** BEGIN Passage **

Cycling legend Danny Chew, 54, broke his neck and was paralyzed below the waist after drifting off the road and crashing in a ditch while out on a ride Sunday, according to a report from the Pittsburgh Post-Gazette. According to his friend Cassie Schumacher, who was riding with him when he crashed, doctors say it’s too early to tell what his prognosis is.
While Chew’s name may not register with most cycling fans, let alone most sports fans, he’s one of the most remarkable American athletes of his generation. The top-line description would have him as a two-time winner and eight-time finisher of the Race Across America who once rode his bike across the continent in eight days, seven hours, and 14 minutes and co-founder of Pittsburgh’s infamous Dirty Dozen, a race up 13 of the city’s steepest hills, including a cobblestone one rising at a 37-percent grade. More than any of that, though, he’s a singularly inspiring and even heroic figure, who’s lived the way he’s wanted to live and done the things he’s wanted to do.
In childhood, Chew set a goal of riding his bicycle one million miles, and since 1968, his life has more or less been organized around meeting it. (He’s currently up around 800,000.) Serious road racing, transcontinental jaunts, and everyday rides out into who knows where have all been part of a commitment that had him riding over 15,000 miles a year for decades, but while his personal website tracks a variety of records and statistics, the best way to appreciate his riding is probably to read a 2008 Urban Velo feature story that lays out what it takes to be Danny Chew:
People’s first question is usually, “What does he do for a living?” The answer, quite simply, is nothing. He lives in the house in which he grew up alongside his siblings. It is only himself and his mother living there now, and she is fully supportive of his lifestyle. He makes a few dollars here and there, and saves to the penny. Danny’s ability to not spend money can be downright mind blowing. In every aspect of his life, he is proud of how cheap he can be. He will leave for a 200-mile ride with nothing but a dollar or two worth of fig bars and apples pies from the discount grocery store. He knows every gas station with free water and each park that has a fountain within a hundred mile radius of his house. He runs bike chains until they have at least 15,000 miles on them, and can usually find used ones that are fine for him, along with cassettes that people with higher standards would consider spent. There is a story of Danny piecing together a chain from the links of new chains that people discard. Tires are ridden until they are truly, absolutely worn out with the tube poking through the casing. Danny’s mantra is “Keep the overhead low, and the mileage high.”

** END Passage **
** BEGIN Data entries **

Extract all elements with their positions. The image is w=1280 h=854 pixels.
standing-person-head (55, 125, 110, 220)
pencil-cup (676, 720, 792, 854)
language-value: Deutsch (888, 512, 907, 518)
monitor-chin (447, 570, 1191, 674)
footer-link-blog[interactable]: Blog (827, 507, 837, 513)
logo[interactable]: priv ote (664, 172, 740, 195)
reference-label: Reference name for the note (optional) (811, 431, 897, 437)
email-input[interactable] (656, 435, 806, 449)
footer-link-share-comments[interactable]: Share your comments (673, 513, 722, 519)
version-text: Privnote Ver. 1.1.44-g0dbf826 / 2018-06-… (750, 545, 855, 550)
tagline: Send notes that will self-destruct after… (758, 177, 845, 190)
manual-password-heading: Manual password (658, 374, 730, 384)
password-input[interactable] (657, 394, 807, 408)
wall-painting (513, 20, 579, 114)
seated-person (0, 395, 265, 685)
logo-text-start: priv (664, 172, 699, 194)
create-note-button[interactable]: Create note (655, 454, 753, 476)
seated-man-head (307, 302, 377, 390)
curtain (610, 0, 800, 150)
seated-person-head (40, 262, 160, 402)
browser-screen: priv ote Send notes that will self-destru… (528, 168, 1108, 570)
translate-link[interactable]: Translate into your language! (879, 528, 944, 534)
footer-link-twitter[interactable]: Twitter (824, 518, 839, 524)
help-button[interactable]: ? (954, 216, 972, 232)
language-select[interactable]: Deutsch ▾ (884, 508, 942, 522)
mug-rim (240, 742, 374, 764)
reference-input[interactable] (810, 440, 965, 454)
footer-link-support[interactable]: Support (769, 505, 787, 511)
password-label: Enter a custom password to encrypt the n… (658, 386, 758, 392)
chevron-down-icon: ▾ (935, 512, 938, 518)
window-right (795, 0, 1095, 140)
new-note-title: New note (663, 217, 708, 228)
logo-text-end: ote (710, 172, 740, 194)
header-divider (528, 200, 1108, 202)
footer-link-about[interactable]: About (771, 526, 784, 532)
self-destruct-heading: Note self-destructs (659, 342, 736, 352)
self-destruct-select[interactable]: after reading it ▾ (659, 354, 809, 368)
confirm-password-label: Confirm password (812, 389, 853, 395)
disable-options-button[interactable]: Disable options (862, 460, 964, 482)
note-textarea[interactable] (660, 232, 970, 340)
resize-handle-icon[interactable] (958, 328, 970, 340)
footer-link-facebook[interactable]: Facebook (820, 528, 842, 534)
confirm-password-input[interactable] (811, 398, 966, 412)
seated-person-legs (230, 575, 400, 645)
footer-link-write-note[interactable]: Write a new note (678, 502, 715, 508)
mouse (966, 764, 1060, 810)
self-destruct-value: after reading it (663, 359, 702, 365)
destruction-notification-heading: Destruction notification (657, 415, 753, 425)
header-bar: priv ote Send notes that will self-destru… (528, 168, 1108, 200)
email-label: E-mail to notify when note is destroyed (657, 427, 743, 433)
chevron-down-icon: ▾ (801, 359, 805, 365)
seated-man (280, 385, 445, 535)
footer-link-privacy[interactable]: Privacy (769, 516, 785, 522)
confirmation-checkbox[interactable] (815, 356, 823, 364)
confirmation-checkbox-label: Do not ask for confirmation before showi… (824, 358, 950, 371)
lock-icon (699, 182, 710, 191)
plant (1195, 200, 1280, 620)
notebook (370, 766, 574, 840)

** END Data entries **

## Directive 1
In the article on Danny Chew, what mileage goal did he set for himself in childhood?
## Directive 2
Extract a section of the article on Danny Chew, beginning at the words "While Chew’s name" and stopping after the words "wanted to do.".
The records play no part in this work and can be left aside.

## Expected answer 1
He set a goal of riding his bicycle one million miles.

## Expected answer 2
While Chew’s name may not register with most cycling fans, let alone most sports fans, he’s one of the most remarkable American athletes of his generation. The top-line description would have him as a two-time winner and eight-time finisher of the Race Across America who once rode his bike across the continent in eight days, seven hours, and 14 minutes and co-founder of Pittsburgh’s infamous Dirty Dozen, a race up 13 of the city’s steepest hills, including a cobblestone one rising at a 37-percent grade. More than any of that, though, he’s a singularly inspiring and even heroic figure, who’s lived the way he’s wanted to live and done the things he’s wanted to do.